● **Text for analysis**:
Atypical antipsychotics, increasingly used in children and adolescents, modulate brain dopamine. Iron plays a critical role in dopaminergic signaling. Therefore, we explored whether body iron status is related to psychiatric symptom severity, treatment response, and tolerability following extended antipsychotic therapy.

METHODS:

Between November 2005 and August 2009, medically healthy 7-17-year-old risperidone-treated participants enrolled in a cross-sectional study examining the long-term safety of this antipsychotic. Anthropometric measurements were obtained. Psychiatric symptom severity and dietary intake were assessed. Serum ferritin, transferrin receptor, and prolactin concentrations were measured. Linear multivariable regression analysis tested the association among body iron, symptom severity, the dose of risperidone and psychostimulants, and serum prolactin concentration.

● **Complete the following**:
1. Decide whether each statement agrees with the abstract on iron and antipsychotic use, answering yes or no and quoting the words that settle it: (a) The participants were between 7 and 17 years old. (b) The study followed participants forward over time after they began risperidone. (c) Serum prolactin levels were measured.
2. Write the next part of the abstract on iron and antipsychotic use, picking up after its methods section.

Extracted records
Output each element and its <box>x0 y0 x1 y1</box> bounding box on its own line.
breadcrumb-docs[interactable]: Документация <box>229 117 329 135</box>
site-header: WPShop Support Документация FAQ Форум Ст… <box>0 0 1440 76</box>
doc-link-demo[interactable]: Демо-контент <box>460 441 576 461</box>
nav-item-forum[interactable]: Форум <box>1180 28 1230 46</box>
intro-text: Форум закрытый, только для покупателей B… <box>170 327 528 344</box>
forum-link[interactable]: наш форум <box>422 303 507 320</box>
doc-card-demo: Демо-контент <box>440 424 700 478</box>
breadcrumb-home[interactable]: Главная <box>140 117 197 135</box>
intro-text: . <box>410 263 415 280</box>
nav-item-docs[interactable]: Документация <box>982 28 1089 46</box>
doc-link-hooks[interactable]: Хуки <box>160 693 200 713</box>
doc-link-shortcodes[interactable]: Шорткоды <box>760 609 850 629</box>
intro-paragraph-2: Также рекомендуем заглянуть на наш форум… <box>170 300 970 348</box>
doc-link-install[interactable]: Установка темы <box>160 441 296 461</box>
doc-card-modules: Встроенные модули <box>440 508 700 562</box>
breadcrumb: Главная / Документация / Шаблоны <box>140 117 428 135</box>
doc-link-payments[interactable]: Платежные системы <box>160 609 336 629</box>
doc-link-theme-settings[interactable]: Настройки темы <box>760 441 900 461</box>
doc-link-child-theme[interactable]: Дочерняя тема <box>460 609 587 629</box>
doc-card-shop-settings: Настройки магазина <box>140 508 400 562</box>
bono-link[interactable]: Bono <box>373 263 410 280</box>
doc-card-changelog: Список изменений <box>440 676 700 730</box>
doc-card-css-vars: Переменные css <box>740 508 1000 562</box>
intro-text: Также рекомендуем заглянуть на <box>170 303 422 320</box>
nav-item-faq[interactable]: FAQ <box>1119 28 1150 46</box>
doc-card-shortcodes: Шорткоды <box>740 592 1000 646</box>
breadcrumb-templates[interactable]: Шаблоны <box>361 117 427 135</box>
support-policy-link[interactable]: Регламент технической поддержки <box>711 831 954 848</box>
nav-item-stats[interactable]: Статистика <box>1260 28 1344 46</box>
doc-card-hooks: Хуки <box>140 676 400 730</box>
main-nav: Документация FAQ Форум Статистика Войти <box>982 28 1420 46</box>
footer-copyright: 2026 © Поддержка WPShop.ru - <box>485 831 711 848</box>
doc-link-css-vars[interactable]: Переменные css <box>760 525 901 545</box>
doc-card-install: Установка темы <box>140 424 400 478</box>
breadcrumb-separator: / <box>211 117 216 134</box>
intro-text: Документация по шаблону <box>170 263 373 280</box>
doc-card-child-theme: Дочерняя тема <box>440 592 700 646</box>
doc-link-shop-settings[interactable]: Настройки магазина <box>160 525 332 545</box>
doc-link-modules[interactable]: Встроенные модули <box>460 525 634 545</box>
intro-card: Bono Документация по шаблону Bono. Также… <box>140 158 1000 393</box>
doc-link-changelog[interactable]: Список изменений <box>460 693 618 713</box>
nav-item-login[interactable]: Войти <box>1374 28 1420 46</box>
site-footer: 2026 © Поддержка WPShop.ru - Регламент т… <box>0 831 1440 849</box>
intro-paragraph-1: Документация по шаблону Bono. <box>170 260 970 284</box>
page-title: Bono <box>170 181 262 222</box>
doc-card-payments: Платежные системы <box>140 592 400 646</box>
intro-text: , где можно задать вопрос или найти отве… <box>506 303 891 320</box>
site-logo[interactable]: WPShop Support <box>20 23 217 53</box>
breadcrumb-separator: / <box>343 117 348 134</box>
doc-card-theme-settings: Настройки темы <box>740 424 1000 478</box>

● **Responses by item number**:
1.
(a) Yes: "medically healthy 7-17-year-old risperidone-treated participants"
(b) No: "enrolled in a cross-sectional study"
(c) Yes: "Serum ferritin, transferrin receptor, and prolactin concentrations were measured."

2.
RESULTS:

The sample consisted of 115 patients (87% males) with a mean (±SD) age of 11.6 (±2.8) years. The majority had externalizing disorders, and they had taken risperidone for 2.4 (±1.7) years. Body iron was low, with 45% having iron depletion and 14% having iron deficiency. Iron status was inversely associated with weight gain during risperidone treatment and with interleukin-6. Body iron was neither associated with psychiatric symptom severity nor with the daily dose of risperidone and psychostimulants. It was, however, inversely associated with prolactin concentration, which was nearly 50% higher in the iron-deficient group.

CONCLUSIONS:

Iron depletion and deficiency are prevalent in children and adolescents chronically treated with risperidone. Iron deficiency accentuates the antipsychotic-induced elevation in prolactin. Future studies should confirm this finding and investigate the potential benefit of iron supplementation in antipsychotic-treated patients.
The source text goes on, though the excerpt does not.